» CHALLENGE
Find each line containing the string "Contains" and return it.

» Figure record extracts
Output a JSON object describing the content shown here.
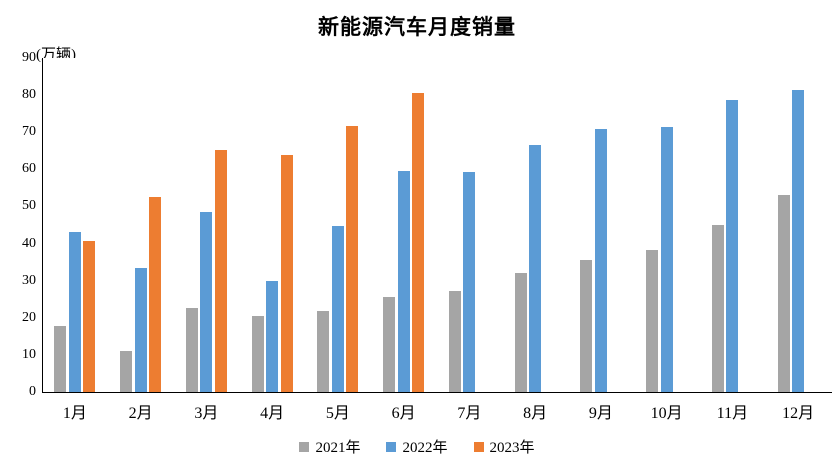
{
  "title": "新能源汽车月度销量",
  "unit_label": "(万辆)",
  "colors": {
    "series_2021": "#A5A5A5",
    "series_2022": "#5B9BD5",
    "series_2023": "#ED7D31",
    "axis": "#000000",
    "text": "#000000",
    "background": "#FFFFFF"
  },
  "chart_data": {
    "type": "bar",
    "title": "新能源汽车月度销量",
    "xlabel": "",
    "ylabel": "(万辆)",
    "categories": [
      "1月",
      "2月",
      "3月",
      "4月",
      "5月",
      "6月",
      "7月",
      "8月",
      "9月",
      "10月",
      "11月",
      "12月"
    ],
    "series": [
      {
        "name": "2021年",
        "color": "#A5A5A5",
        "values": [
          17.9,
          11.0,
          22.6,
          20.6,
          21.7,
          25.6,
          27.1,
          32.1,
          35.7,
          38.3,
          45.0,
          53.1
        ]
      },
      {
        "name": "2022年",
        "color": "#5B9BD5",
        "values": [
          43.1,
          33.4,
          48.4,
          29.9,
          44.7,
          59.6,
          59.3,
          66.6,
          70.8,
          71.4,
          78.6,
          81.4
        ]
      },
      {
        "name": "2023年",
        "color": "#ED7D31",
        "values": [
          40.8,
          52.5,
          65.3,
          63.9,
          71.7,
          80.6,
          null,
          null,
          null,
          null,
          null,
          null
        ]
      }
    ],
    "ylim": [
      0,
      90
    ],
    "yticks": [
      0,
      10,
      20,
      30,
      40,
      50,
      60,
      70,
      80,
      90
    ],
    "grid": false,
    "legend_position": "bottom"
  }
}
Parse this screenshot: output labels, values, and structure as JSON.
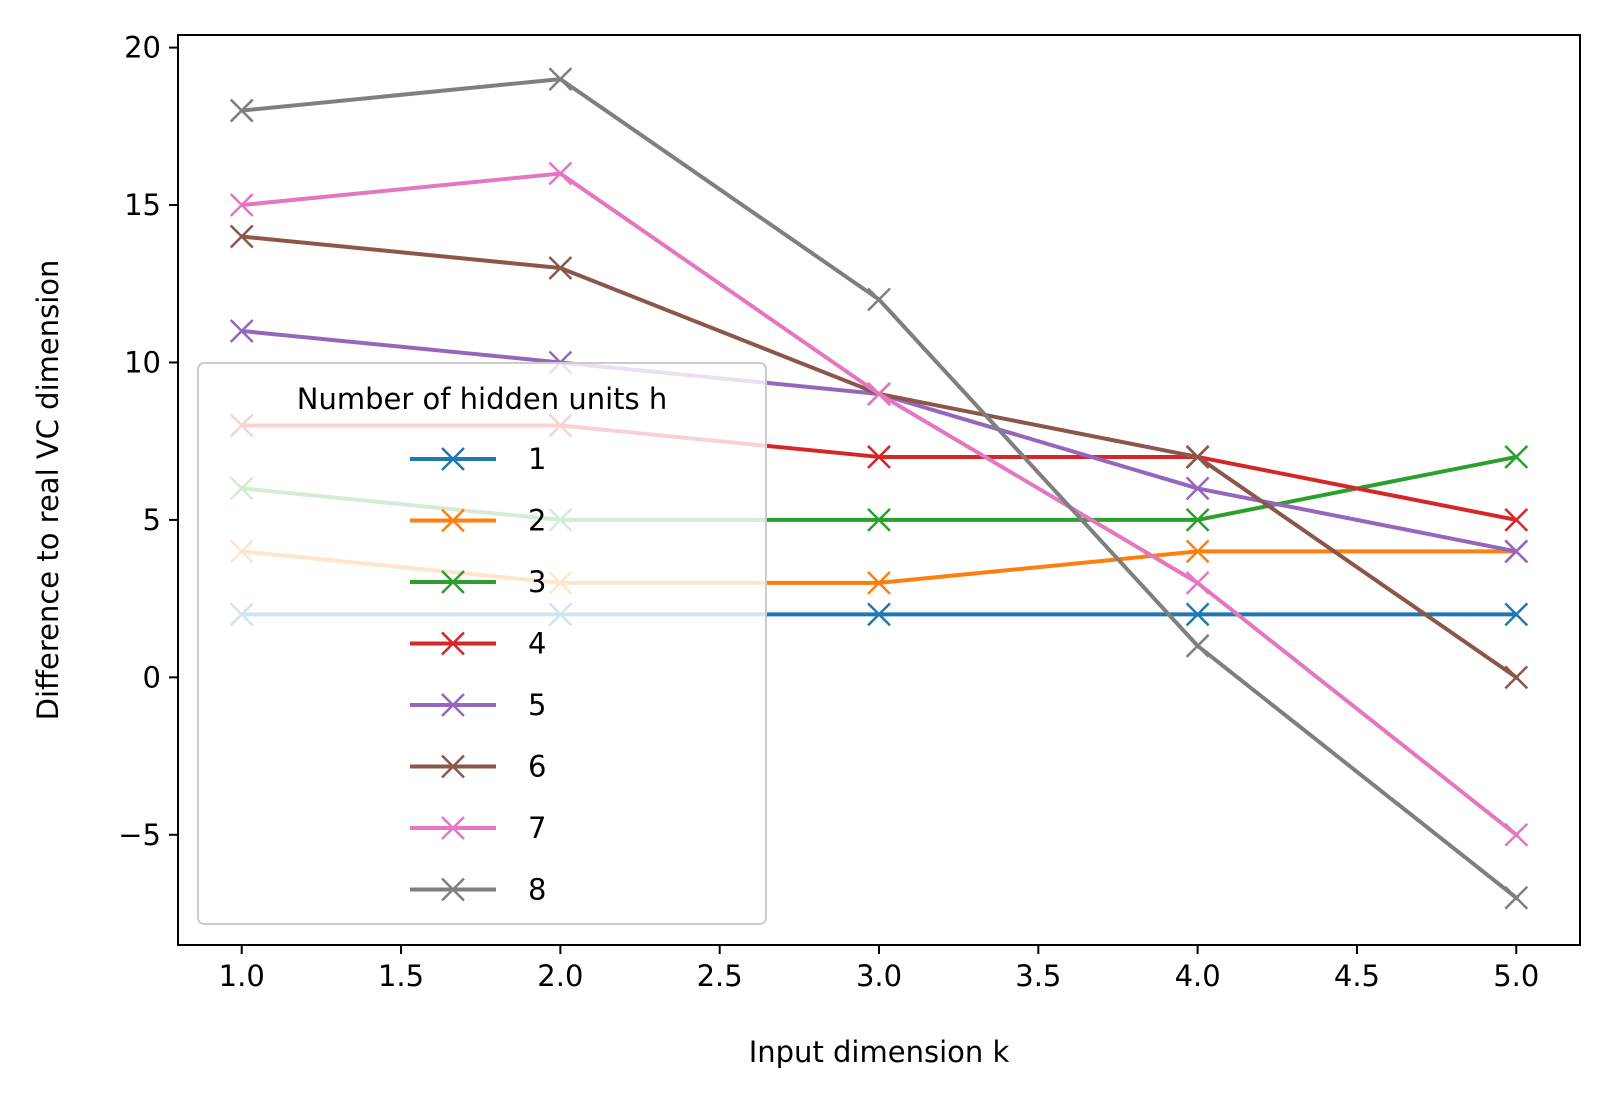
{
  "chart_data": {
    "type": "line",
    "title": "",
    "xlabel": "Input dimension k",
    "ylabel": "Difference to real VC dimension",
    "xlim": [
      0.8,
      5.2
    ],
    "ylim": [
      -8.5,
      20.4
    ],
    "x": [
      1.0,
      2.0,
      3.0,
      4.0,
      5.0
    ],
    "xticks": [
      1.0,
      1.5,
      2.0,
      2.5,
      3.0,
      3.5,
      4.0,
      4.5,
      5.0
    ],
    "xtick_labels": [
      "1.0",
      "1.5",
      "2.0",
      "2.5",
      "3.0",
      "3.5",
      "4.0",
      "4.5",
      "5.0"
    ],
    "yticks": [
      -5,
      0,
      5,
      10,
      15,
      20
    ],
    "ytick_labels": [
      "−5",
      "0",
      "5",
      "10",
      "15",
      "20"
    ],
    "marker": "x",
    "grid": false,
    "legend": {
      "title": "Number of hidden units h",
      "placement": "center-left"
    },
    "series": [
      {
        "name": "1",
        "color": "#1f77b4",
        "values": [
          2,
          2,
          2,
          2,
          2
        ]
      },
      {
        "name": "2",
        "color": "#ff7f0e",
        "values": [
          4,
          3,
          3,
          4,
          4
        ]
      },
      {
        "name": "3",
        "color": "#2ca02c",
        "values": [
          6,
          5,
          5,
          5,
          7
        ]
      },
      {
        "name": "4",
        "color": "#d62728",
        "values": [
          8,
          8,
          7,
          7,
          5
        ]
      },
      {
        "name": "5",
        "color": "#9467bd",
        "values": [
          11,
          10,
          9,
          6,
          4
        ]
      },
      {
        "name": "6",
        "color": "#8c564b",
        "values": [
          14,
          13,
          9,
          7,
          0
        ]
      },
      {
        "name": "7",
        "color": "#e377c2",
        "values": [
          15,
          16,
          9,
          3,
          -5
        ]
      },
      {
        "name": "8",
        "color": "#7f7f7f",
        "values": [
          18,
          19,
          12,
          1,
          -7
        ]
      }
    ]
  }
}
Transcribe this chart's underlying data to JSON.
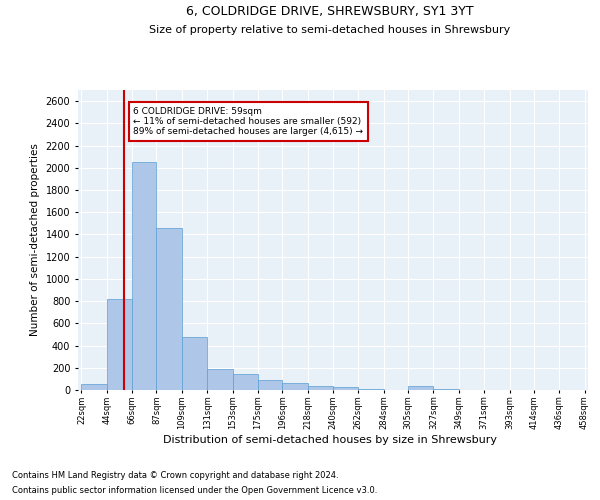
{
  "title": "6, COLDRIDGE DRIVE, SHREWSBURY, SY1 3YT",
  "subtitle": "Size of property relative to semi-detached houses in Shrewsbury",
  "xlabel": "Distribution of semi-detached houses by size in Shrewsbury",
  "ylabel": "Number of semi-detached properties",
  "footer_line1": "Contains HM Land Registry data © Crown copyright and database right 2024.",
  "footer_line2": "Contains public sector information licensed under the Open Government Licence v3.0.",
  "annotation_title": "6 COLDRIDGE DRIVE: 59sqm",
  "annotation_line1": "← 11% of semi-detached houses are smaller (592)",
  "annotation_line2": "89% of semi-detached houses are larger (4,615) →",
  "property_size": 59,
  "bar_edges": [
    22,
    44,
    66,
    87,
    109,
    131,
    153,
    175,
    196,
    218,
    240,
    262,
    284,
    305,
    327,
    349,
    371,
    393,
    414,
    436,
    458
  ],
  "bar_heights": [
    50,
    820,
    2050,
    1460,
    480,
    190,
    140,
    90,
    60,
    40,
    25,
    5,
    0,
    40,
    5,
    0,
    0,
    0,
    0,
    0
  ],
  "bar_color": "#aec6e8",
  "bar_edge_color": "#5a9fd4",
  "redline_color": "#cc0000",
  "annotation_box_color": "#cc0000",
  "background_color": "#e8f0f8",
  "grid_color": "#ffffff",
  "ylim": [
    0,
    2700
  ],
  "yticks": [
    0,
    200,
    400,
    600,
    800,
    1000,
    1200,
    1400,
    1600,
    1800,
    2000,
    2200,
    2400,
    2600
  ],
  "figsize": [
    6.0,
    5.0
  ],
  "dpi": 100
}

» FULL RESPONSE
  "footer_line1": "Contains HM Land Registry data © Crown copyright and database right 2024.",
  "footer_line2": "Contains public sector information licensed under the Open Government Licence v3.0.",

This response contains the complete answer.